Data records:
+++

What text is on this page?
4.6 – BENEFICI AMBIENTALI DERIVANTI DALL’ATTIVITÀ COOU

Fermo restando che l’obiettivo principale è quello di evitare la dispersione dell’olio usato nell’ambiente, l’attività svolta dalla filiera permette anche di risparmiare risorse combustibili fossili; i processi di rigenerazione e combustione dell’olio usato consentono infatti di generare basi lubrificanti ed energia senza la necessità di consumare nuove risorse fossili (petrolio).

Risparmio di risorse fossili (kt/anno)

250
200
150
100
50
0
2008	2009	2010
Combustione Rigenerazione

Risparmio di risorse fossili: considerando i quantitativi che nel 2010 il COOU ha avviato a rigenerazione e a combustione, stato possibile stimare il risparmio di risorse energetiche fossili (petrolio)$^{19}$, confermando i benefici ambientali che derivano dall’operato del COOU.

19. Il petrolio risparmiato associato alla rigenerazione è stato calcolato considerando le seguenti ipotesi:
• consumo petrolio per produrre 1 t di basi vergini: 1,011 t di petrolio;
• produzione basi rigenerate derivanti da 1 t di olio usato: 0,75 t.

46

+++

- _WORK INSTRUCTIONS_: Gather and return every line that holds the string "petrolio".

- _RESPONSE TO THIS EXERCISE_:
Fermo restando che l’obiettivo principale è quello di evitare la dispersione dell’olio usato nell’ambiente, l’attività svolta dalla filiera permette anche di risparmiare risorse combustibili fossili; i processi di rigenerazione e combustione dell’olio usato consentono infatti di generare basi lubrificanti ed energia senza la necessità di consumare nuove risorse fossili (petrolio).
Risparmio di risorse fossili: considerando i quantitativi che nel 2010 il COOU ha avviato a rigenerazione e a combustione, stato possibile stimare il risparmio di risorse energetiche fossili (petrolio)$^{19}$, confermando i benefici ambientali che derivano dall’operato del COOU.
19. Il petrolio risparmiato associato alla rigenerazione è stato calcolato considerando le seguenti ipotesi:
• consumo petrolio per produrre 1 t di basi vergini: 1,011 t di petrolio;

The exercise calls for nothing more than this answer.